◆ **Что сделать**:
(a) Перепишите без изменений фрагмент отрывка об отъезде Ошо из Индии от слов «Говоря до свидания, его» до слов «стала прежней снова.».
(b) С кем Ошо уехал в мерседесе, согласно отрывку об отъезде Ошо из Индии?
(c) Допишите следующую часть отрывка об отъезде Ошо из Индии, начиная сразу после его последнего предложения.

◆ **Исходный текст**:
Новая алмазная сутра - Раджниш Бхагаван Шри "Ошо". Страница 23

ГЛАВА ПЯТАЯ.

США - ЗАМОК

1 ИЮНЯ, 1981, НЬЮ-ЙОРК.

Ошо покидал Индию вместе с двадцатью санньясинами.

Говоря до свидания, его санньясины стояли с руками, сложенными в намасте, около его двери и по дороге через ашрам.

Он уезжал в мерседесе с Вивек и доктором Девараджем.

Вивек, хрупкостью подобная ребенку, которая иногда камуфлировала ее силу характера и способность командовать любой ситуацией, и Деварадж - высокий, элегантный, с серебряными волосами составляли интересную пару.

Я уезжала час спустя, и это стало моим первым переживанием чувства, что смерть коммуны совершилась.

В каком-то смысле так и было, потому что она никогда не стала прежней снова.

И как это могло быть?

Коммуна чувствовалась как одна энергия, одно тело; мы вместе участвовали в наших энергетических даршанах и наших медитациях.

◆ **Данные**:

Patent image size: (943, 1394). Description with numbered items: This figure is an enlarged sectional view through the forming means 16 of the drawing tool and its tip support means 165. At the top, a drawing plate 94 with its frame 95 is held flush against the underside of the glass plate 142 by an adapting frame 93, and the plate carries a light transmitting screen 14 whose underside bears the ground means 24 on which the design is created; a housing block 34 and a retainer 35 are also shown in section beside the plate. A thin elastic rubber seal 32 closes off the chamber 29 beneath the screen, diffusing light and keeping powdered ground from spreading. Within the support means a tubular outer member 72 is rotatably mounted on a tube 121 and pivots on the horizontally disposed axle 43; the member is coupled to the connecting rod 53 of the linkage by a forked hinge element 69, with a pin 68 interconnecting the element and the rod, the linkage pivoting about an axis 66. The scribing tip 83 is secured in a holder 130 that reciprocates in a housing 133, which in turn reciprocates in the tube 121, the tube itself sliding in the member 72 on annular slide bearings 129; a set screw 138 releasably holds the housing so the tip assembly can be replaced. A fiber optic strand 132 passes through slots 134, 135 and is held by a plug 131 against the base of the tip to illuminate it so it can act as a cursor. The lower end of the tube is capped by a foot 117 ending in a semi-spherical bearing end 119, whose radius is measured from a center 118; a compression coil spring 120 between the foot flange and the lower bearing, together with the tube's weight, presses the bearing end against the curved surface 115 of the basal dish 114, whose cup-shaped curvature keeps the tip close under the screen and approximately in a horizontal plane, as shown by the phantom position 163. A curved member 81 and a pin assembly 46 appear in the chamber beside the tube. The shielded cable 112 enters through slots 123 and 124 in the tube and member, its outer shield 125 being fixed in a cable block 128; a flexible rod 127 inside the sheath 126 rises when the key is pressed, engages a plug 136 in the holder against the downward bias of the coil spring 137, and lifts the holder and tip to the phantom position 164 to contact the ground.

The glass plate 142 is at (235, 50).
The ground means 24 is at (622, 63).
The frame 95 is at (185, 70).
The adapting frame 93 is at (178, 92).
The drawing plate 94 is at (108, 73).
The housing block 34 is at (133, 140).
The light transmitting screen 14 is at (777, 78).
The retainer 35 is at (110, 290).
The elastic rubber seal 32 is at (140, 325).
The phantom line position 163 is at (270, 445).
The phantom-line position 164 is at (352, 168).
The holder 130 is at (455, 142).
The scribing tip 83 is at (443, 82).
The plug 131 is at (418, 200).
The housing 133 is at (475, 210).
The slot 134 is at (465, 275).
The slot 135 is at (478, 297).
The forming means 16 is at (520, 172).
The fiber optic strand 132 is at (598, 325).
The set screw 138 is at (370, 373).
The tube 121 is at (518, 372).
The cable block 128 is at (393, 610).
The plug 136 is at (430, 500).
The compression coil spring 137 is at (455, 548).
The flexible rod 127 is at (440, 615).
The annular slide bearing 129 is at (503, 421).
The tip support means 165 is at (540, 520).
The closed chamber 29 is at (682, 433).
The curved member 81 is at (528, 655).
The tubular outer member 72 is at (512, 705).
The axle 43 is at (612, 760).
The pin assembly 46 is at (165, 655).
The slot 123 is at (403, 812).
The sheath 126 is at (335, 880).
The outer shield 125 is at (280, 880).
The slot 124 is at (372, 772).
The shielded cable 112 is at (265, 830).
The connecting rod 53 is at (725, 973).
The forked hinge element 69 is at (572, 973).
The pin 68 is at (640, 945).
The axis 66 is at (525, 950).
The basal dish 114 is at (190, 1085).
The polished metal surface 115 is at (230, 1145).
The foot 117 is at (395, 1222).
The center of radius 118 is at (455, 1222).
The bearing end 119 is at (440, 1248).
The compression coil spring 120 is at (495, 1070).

◆ **Ответы**:
(a)
Говоря до свидания, его санньясины стояли с руками, сложенными в намасте, около его двери и по дороге через ашрам.

Он уезжал в мерседесе с Вивек и доктором Девараджем.

Вивек, хрупкостью подобная ребенку, которая иногда камуфлировала ее силу характера и способность командовать любой ситуацией, и Деварадж - высокий, элегантный, с серебряными волосами составляли интересную пару.

Я уезжала час спустя, и это стало моим первым переживанием чувства, что смерть коммуны совершилась.

В каком-то смысле так и было, потому что она никогда не стала прежней снова.

(b) С Вивек и доктором Девараджем.

(c)
То, что мы теперь будем рассеяны по всему свету, печалило меня.

Моей дорогой не были просто блаженные медитации, магически приготовленные; одеяния из длинных развевающих одежд, отсутствие осознания и заботы о том, что происходит во всем остальном мире.

Алмаз моего внутреннего мира проходил огранку и огранка ощущалась как хирургическая операция.

На рейсе Пан Ам Ошо, Деварадж и Вивек с кухаркой и уборщицей Ошо Нирупой, занимали весь верхний этаж, который был салоном первого класса.

Это был первый раз, когда Ошо был вне своих, близких к стерильным, условий жизни в Пуне.

Мы сделали все, что было в наших силах, чтобы убрать салон и покрыли все сидения белым материалом, в попытке уменьшить любой запах духов и сигарет, оставшийся от прежних пассажиров.

Новизна ситуации - сидеть в самолете вместе с Ошо, направляющимся из всех возможных мест в Америку, была волнующа, несмотря на полное слез прощание с Индией и всеми моими друзьями.

Два брата, которые обучали карате в Пуне, оказались фотографами.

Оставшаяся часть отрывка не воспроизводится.